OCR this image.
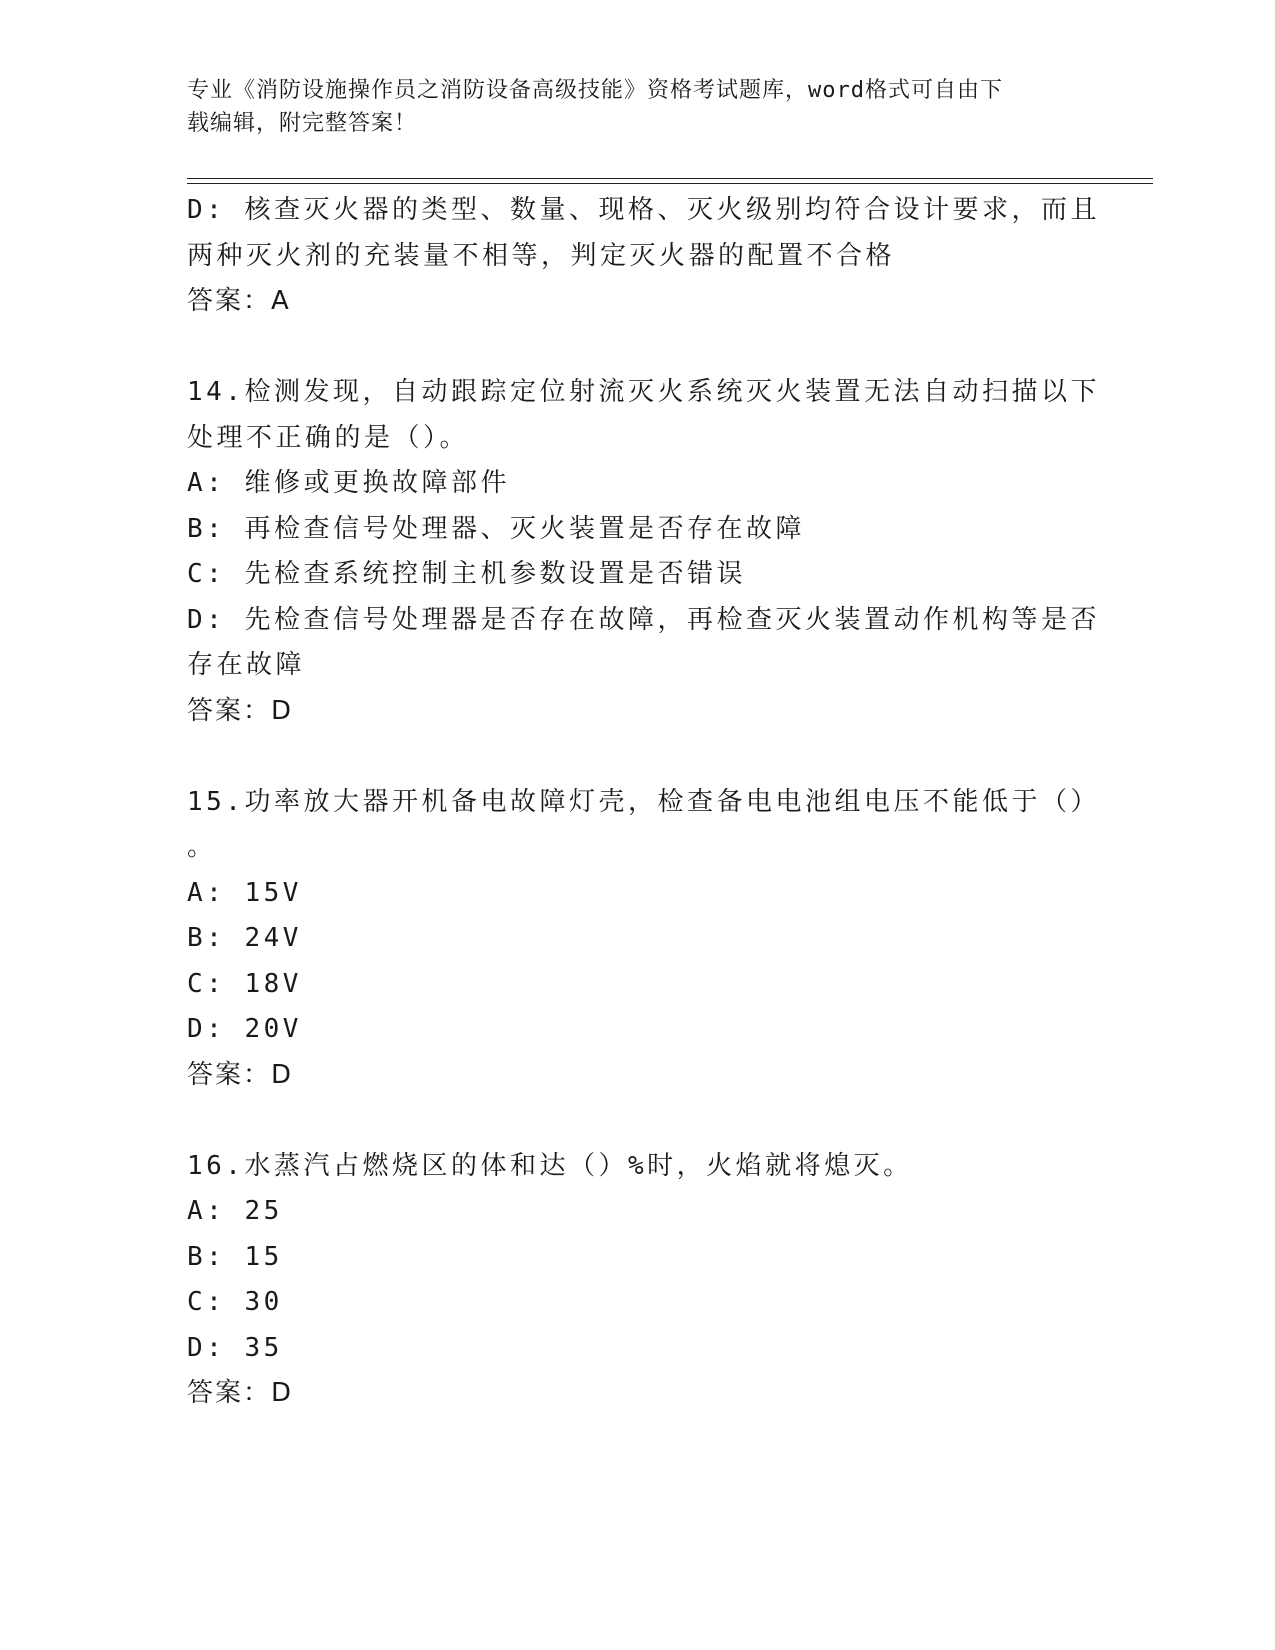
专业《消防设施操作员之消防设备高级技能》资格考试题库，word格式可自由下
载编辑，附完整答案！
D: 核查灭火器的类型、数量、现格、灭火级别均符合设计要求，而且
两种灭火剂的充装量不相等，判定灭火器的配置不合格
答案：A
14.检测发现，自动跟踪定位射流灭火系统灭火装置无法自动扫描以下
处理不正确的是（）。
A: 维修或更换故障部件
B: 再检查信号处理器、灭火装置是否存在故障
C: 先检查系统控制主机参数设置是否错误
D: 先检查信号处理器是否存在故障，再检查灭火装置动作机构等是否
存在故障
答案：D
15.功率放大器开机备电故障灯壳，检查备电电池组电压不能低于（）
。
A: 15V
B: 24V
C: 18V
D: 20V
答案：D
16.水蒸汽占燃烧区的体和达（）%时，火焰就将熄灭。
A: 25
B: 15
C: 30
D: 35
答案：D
------------------------------
■ OBJECTIVE:
Write out every entry again word for word, without any of the pictures.

■ THE ANSWER:
OCR this image.
专业《消防设施操作员之消防设备高级技能》资格考试题库，word格式可自由下
载编辑，附完整答案！
D: 核查灭火器的类型、数量、现格、灭火级别均符合设计要求，而且
两种灭火剂的充装量不相等，判定灭火器的配置不合格
答案：A
14.检测发现，自动跟踪定位射流灭火系统灭火装置无法自动扫描以下
处理不正确的是（）。
A: 维修或更换故障部件
B: 再检查信号处理器、灭火装置是否存在故障
C: 先检查系统控制主机参数设置是否错误
D: 先检查信号处理器是否存在故障，再检查灭火装置动作机构等是否
存在故障
答案：D
15.功率放大器开机备电故障灯壳，检查备电电池组电压不能低于（）
。
A: 15V
B: 24V
C: 18V
D: 20V
答案：D
16.水蒸汽占燃烧区的体和达（）%时，火焰就将熄灭。
A: 25
B: 15
C: 30
D: 35
答案：D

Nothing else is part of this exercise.